Vous comprenez maintenant ce que j'essaie de dire en parlant de la christité. Enfin, vous comprenez partiellement ! En effet c'est le mot Christos qui prend ici de l'importance, donc qui demande à être entendu pour ce qu'il dit, comme une des dénominations, donc un des abords. Tout homme s'aborde par le nom qu'il donne de lui, quand le nom est profondément signifiant comme dans le cas présent.
● Le prédicateur "serviteur inutile".
"Vous avez en vous le chrisma" et vous n'avez pas "besoin" de moi. Alors, qu'est-ce que je fais ici ? Eh bien c'est la thématique qui est développée très abondamment par Paul, c'est que le prédicateur de la nouvelle alliance, celui qui fait le service de la nouvelle alliance, est un serviteur inutile[7] en vérité. Bien sûr il aide un peu. Peut-être que vous n'en avez pas le loisir, peut-être que vous n'avez pas la préparation suffisante, donc il est bon d'être aidé. Mais c'est vous qui entendez ou qui n'entendez pas.
Vous avez en vous de quoi entendre la nouveauté christique. C'est ce que le texte nous dit ici : vous avez reçu l'onction intérieure, l'onction du Pneuma Sacré, du Pneuma de consécration.

— Jeu de données —
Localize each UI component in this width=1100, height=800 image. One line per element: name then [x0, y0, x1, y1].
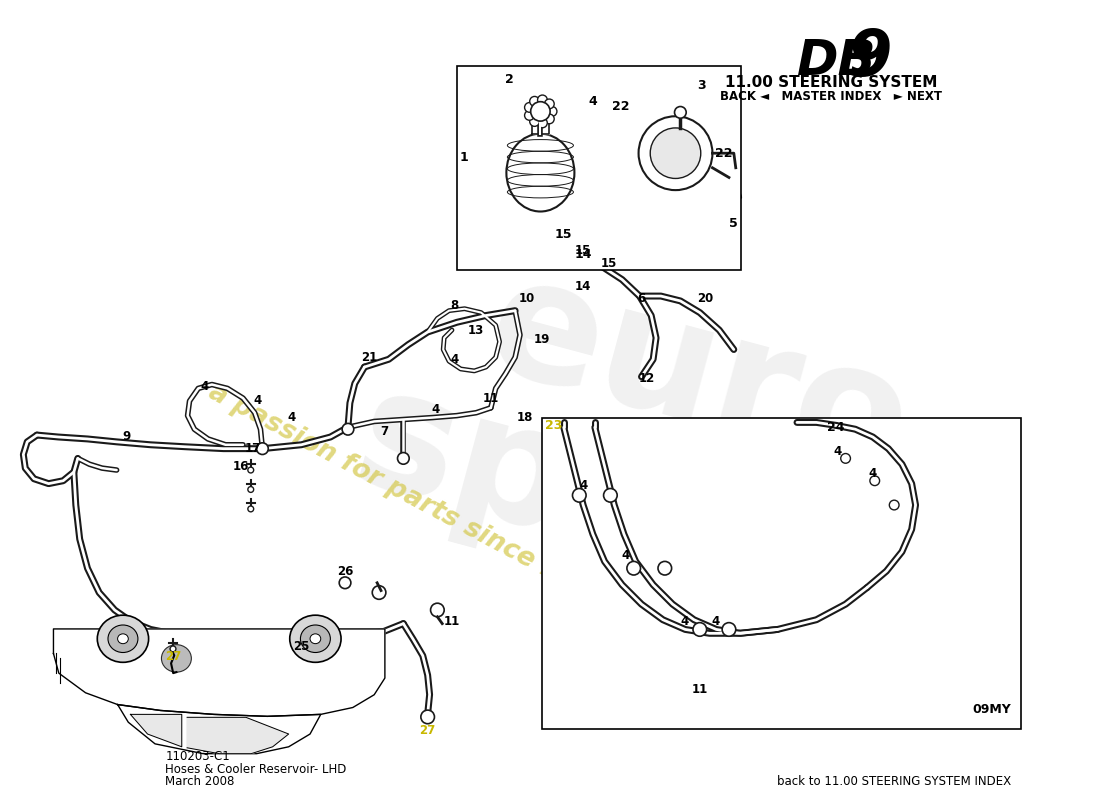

— Série d'exercices —
- A) Reproduisez l'extrait choisi à partir de « Vous comprenez maintenant » jusqu'à « le cas présent. » inclus.
- B) Dans l'extrait choisi, de quelle manière Paul qualifie-t-il le prédicateur de la nouvelle alliance ?

— Réponses aux exercices —
- A)
Vous comprenez maintenant ce que j'essaie de dire en parlant de la christité. Enfin, vous comprenez partiellement ! En effet c'est le mot Christos qui prend ici de l'importance, donc qui demande à être entendu pour ce qu'il dit, comme une des dénominations, donc un des abords. Tout homme s'aborde par le nom qu'il donne de lui, quand le nom est profondément signifiant comme dans le cas présent.

- B) Comme un serviteur inutile.